(Data items)
# # #

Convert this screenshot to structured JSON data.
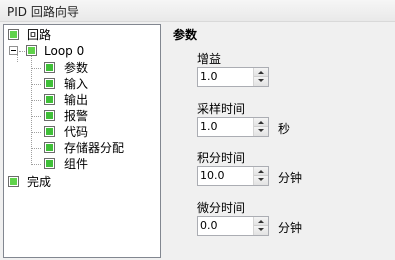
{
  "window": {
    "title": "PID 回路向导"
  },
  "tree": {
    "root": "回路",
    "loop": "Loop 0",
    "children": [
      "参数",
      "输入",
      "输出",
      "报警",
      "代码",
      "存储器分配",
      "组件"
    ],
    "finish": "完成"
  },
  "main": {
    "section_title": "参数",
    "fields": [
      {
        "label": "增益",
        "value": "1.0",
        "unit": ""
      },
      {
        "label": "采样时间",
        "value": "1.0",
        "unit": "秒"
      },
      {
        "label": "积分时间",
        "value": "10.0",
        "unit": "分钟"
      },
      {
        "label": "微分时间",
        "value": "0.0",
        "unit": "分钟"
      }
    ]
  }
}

# # #

Problem:
Repeat the listing verbatim. Skip the pictures.

Written solution:
Convert this screenshot to structured JSON data.
{
  "window": {
    "title": "PID 回路向导"
  },
  "tree": {
    "root": "回路",
    "loop": "Loop 0",
    "children": [
      "参数",
      "输入",
      "输出",
      "报警",
      "代码",
      "存储器分配",
      "组件"
    ],
    "finish": "完成"
  },
  "main": {
    "section_title": "参数",
    "fields": [
      {
        "label": "增益",
        "value": "1.0",
        "unit": ""
      },
      {
        "label": "采样时间",
        "value": "1.0",
        "unit": "秒"
      },
      {
        "label": "积分时间",
        "value": "10.0",
        "unit": "分钟"
      },
      {
        "label": "微分时间",
        "value": "0.0",
        "unit": "分钟"
      }
    ]
  }
}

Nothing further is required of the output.